Aim of the exercise:
Copy the rows from the line with "x-tick-label: 24 [600, 430, 618, 446]" up to and including the line with "y-tick-label: 8 [53, 102, 62, 118]", replacing each "data-point" with "marker" and keeping everything else unchanged.
---
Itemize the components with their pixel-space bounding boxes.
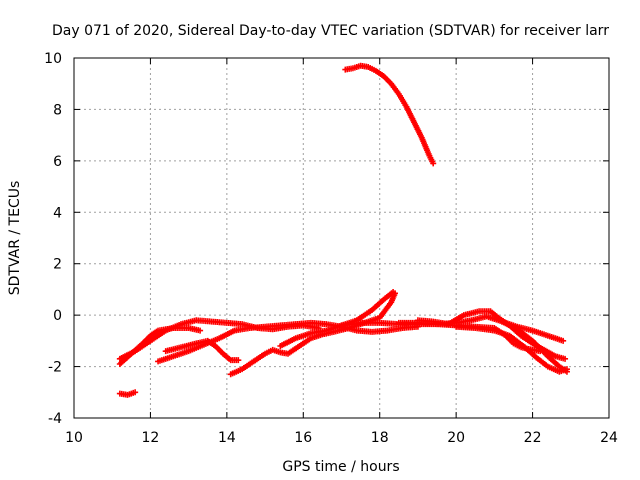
x-tick-label: 24 [600, 430, 618, 446]
series-arc-l [499, 318, 570, 375]
data-point [235, 357, 242, 364]
series-arc-g [277, 289, 397, 349]
y-tick-label: 10 [44, 51, 62, 67]
data-series [116, 62, 570, 398]
x-tick-label: 18 [371, 430, 389, 446]
chart-title: Day 071 of 2020, Sidereal Day-to-day VTE… [52, 23, 609, 39]
x-tick-label: 10 [65, 430, 83, 446]
y-tick-label: 2 [53, 257, 62, 273]
y-axis-title: SDTVAR / TECUs [7, 181, 23, 296]
data-point [197, 327, 204, 334]
data-point [562, 355, 569, 362]
x-tick-label: 12 [142, 430, 160, 446]
x-tick-label: 16 [294, 430, 312, 446]
y-tick-label: -2 [48, 360, 62, 376]
series-arc-f [227, 290, 398, 378]
series-arc-high [342, 62, 437, 167]
data-point [563, 368, 570, 375]
grid-lines [74, 58, 609, 418]
x-tick-label: 14 [218, 430, 236, 446]
series-arc-k [453, 323, 570, 375]
data-point [132, 389, 139, 396]
plot-frame [73, 57, 610, 419]
data-point [430, 160, 437, 167]
series-arc-c [116, 389, 139, 398]
data-point [390, 289, 397, 295]
y-tick-label: 4 [53, 205, 62, 221]
data-point [560, 337, 567, 344]
y-tick-label: 0 [53, 308, 62, 324]
y-tick-label: 6 [53, 154, 62, 170]
series-arc-e [162, 337, 242, 364]
x-tick-label: 22 [524, 430, 542, 446]
y-tick-label: -4 [48, 411, 62, 427]
x-tick-label: 20 [447, 430, 465, 446]
x-axis-title: GPS time / hours [282, 459, 399, 475]
y-tick-label: 8 [53, 102, 62, 118]
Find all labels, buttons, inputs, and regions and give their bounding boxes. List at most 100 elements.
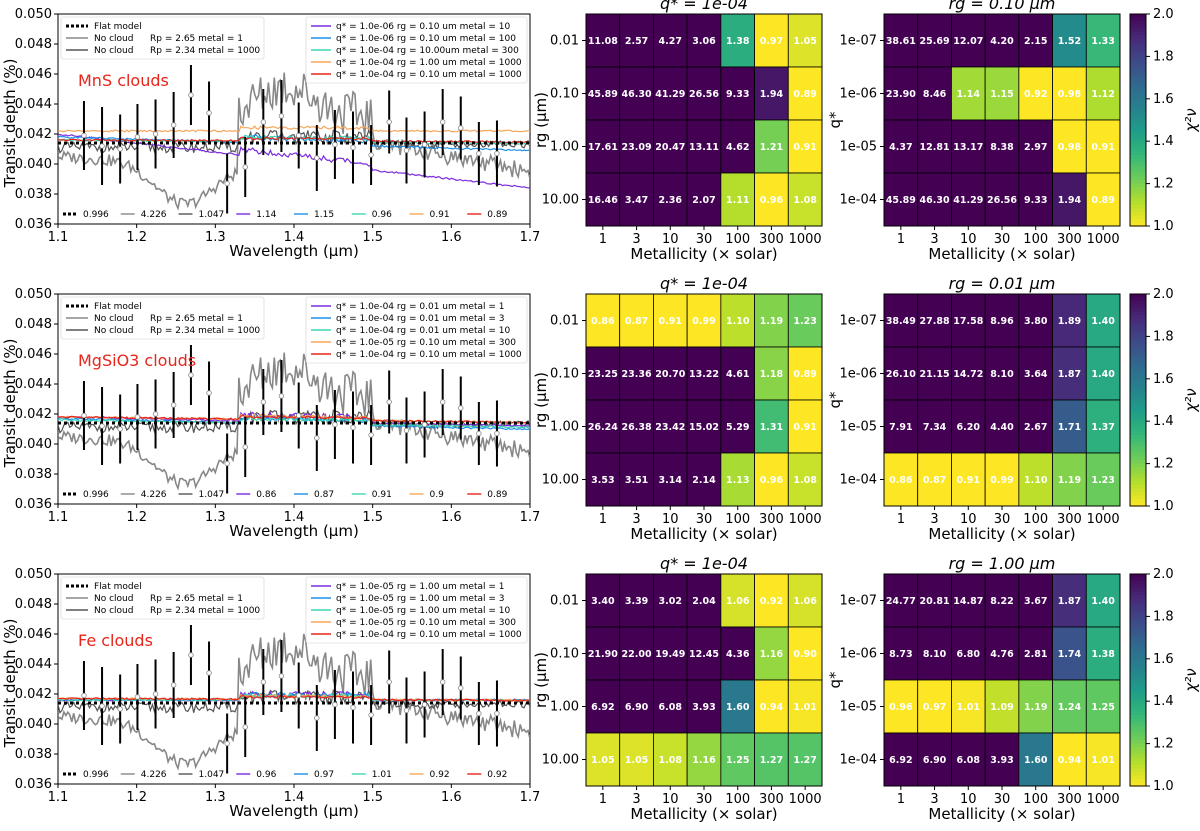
heatmap-cell-value: 1.15 bbox=[990, 89, 1013, 100]
y-tick-label: 0.01 bbox=[550, 314, 579, 329]
legend-params: Rp = 2.65 metal = 1 bbox=[150, 314, 243, 324]
heatmap-cell bbox=[1052, 172, 1087, 227]
legend-label: No cloud bbox=[94, 326, 133, 336]
y-tick-label: 1e-06 bbox=[839, 367, 877, 382]
y-axis-label: q* bbox=[826, 111, 844, 129]
data-point bbox=[476, 150, 482, 157]
chi2-value: 0.89 bbox=[487, 490, 507, 500]
heatmap-cell bbox=[984, 626, 1020, 681]
chi2-value: 0.91 bbox=[430, 210, 450, 220]
heatmap-cell bbox=[653, 13, 688, 68]
data-point bbox=[421, 701, 428, 708]
colorbar-segment bbox=[1130, 683, 1146, 688]
y-tick-label: 1e-07 bbox=[839, 314, 877, 329]
colorbar-segment bbox=[1130, 442, 1146, 447]
colorbar-segment bbox=[1130, 375, 1146, 380]
x-tick-label: 1.7 bbox=[520, 230, 541, 245]
x-tick-label: 100 bbox=[725, 232, 750, 247]
data-point bbox=[117, 426, 123, 432]
colorbar-segment bbox=[1130, 354, 1146, 359]
heatmap-cell-value: 14.87 bbox=[953, 596, 983, 607]
x-axis-label: Wavelength (μm) bbox=[229, 522, 359, 540]
y-axis-label: Transit depth (%) bbox=[1, 59, 19, 189]
colorbar-segment bbox=[1130, 35, 1146, 40]
chi2-value: 0.996 bbox=[83, 490, 109, 500]
heatmap-cell bbox=[1018, 679, 1053, 734]
heatmap-cell-value: 1.27 bbox=[793, 755, 816, 766]
heatmap-cell bbox=[951, 119, 986, 174]
heatmap-cell bbox=[951, 293, 986, 348]
colorbar-segment bbox=[1130, 474, 1146, 479]
heatmap-cell bbox=[1052, 679, 1087, 734]
colorbar-segment bbox=[1130, 201, 1146, 206]
x-axis-label: Metallicity (× solar) bbox=[928, 525, 1075, 543]
data-point bbox=[188, 92, 194, 98]
chi2-value: 0.97 bbox=[314, 770, 334, 780]
y-tick-label: 0.040 bbox=[15, 157, 52, 172]
heatmap-cell-value: 0.98 bbox=[1058, 89, 1082, 100]
chi2-value: 0.87 bbox=[314, 490, 334, 500]
colorbar-segment bbox=[1130, 396, 1146, 401]
heatmap-cell bbox=[1052, 293, 1087, 348]
heatmap-cell-value: 1.33 bbox=[1091, 36, 1114, 47]
heatmap-cell-value: 17.61 bbox=[588, 142, 618, 153]
heatmap-cell-value: 1.74 bbox=[1058, 649, 1082, 660]
data-point bbox=[403, 707, 410, 714]
heatmap-cell-value: 2.04 bbox=[692, 596, 716, 607]
heatmap-title: q* = 1e-04 bbox=[660, 0, 748, 13]
heatmap-cell bbox=[917, 732, 952, 787]
heatmap-cell-value: 0.96 bbox=[889, 702, 913, 713]
colorbar-tick-label: 1.4 bbox=[1153, 414, 1174, 429]
legend-box bbox=[60, 296, 265, 340]
colorbar-segment bbox=[1130, 424, 1146, 429]
heatmap-cell bbox=[619, 119, 654, 174]
colorbar-segment bbox=[1130, 602, 1146, 607]
heatmap-cell-value: 4.40 bbox=[990, 422, 1014, 433]
y-tick-label: 0.048 bbox=[15, 317, 52, 332]
heatmap-cell bbox=[720, 679, 755, 734]
colorbar-segment bbox=[1130, 67, 1146, 72]
heatmap-cell-value: 0.94 bbox=[760, 702, 784, 713]
colorbar-tick-label: 1.2 bbox=[1153, 177, 1174, 192]
chi2-value: 0.91 bbox=[372, 490, 392, 500]
chi2-value: 0.96 bbox=[372, 210, 392, 220]
colorbar-label: χ²ν bbox=[1182, 108, 1200, 132]
x-tick-label: 300 bbox=[759, 512, 784, 527]
heatmap-cell-value: 0.91 bbox=[793, 142, 816, 153]
y-tick-label: 0.046 bbox=[15, 67, 52, 82]
heatmap-cell-value: 3.67 bbox=[1024, 596, 1047, 607]
heatmap-cell-value: 3.93 bbox=[990, 755, 1013, 766]
x-tick-label: 3 bbox=[632, 512, 640, 527]
data-point bbox=[206, 110, 212, 116]
data-point bbox=[188, 372, 194, 378]
colorbar-segment bbox=[1130, 137, 1146, 142]
heatmap-cell-value: 8.46 bbox=[923, 89, 947, 100]
data-point bbox=[458, 125, 464, 131]
y-tick-label: 0.038 bbox=[15, 187, 52, 202]
legend-label: No cloud bbox=[94, 606, 133, 616]
colorbar-segment bbox=[1130, 141, 1146, 146]
heatmap-cell bbox=[917, 172, 952, 227]
x-tick-label: 1.1 bbox=[48, 790, 69, 805]
x-tick-label: 3 bbox=[930, 792, 938, 807]
data-point bbox=[368, 152, 374, 158]
data-point bbox=[332, 421, 338, 428]
heatmap-cell-value: 1.01 bbox=[1091, 755, 1114, 766]
colorbar-segment bbox=[1130, 634, 1146, 639]
heatmap-cell-value: 8.10 bbox=[923, 649, 947, 660]
heatmap-cell-value: 4.37 bbox=[889, 142, 912, 153]
heatmap-cell-value: 1.19 bbox=[1058, 475, 1081, 486]
data-point bbox=[152, 691, 159, 697]
y-tick-label: 1e-05 bbox=[839, 140, 877, 155]
heatmap-title: rg = 0.01 μm bbox=[949, 274, 1056, 293]
colorbar-segment bbox=[1130, 315, 1146, 320]
heatmap-cell bbox=[754, 732, 789, 787]
colorbar-segment bbox=[1130, 84, 1146, 89]
colorbar-segment bbox=[1130, 38, 1146, 43]
chi2-value: 1.01 bbox=[372, 770, 392, 780]
colorbar-segment bbox=[1130, 301, 1146, 306]
colorbar-segment bbox=[1130, 655, 1146, 660]
heatmap-cell bbox=[619, 679, 654, 734]
heatmap-cell-value: 1.21 bbox=[760, 142, 783, 153]
data-point bbox=[260, 399, 267, 405]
---
Exercise answer:
x-tick-label: 24 [600, 430, 618, 446]
series-arc-l [499, 318, 570, 375]
marker [235, 357, 242, 364]
series-arc-g [277, 289, 397, 349]
y-tick-label: 10 [44, 51, 62, 67]
data-series [116, 62, 570, 398]
x-tick-label: 18 [371, 430, 389, 446]
chart-title: Day 071 of 2020, Sidereal Day-to-day VTE… [52, 23, 609, 39]
x-tick-label: 10 [65, 430, 83, 446]
y-tick-label: 2 [53, 257, 62, 273]
y-axis-title: SDTVAR / TECUs [7, 181, 23, 296]
marker [197, 327, 204, 334]
marker [562, 355, 569, 362]
x-tick-label: 12 [142, 430, 160, 446]
x-tick-label: 16 [294, 430, 312, 446]
y-tick-label: -2 [48, 360, 62, 376]
series-arc-f [227, 290, 398, 378]
series-arc-high [342, 62, 437, 167]
marker [563, 368, 570, 375]
grid-lines [74, 58, 609, 418]
x-tick-label: 14 [218, 430, 236, 446]
series-arc-k [453, 323, 570, 375]
marker [132, 389, 139, 396]
plot-frame [73, 57, 610, 419]
marker [430, 160, 437, 167]
series-arc-c [116, 389, 139, 398]
marker [390, 289, 397, 295]
y-tick-label: 4 [53, 205, 62, 221]
marker [560, 337, 567, 344]
y-tick-label: 0 [53, 308, 62, 324]
y-tick-label: 6 [53, 154, 62, 170]
series-arc-e [162, 337, 242, 364]
x-tick-label: 22 [524, 430, 542, 446]
y-tick-label: -4 [48, 411, 62, 427]
x-tick-label: 20 [447, 430, 465, 446]
x-axis-title: GPS time / hours [282, 459, 399, 475]
y-tick-label: 8 [53, 102, 62, 118]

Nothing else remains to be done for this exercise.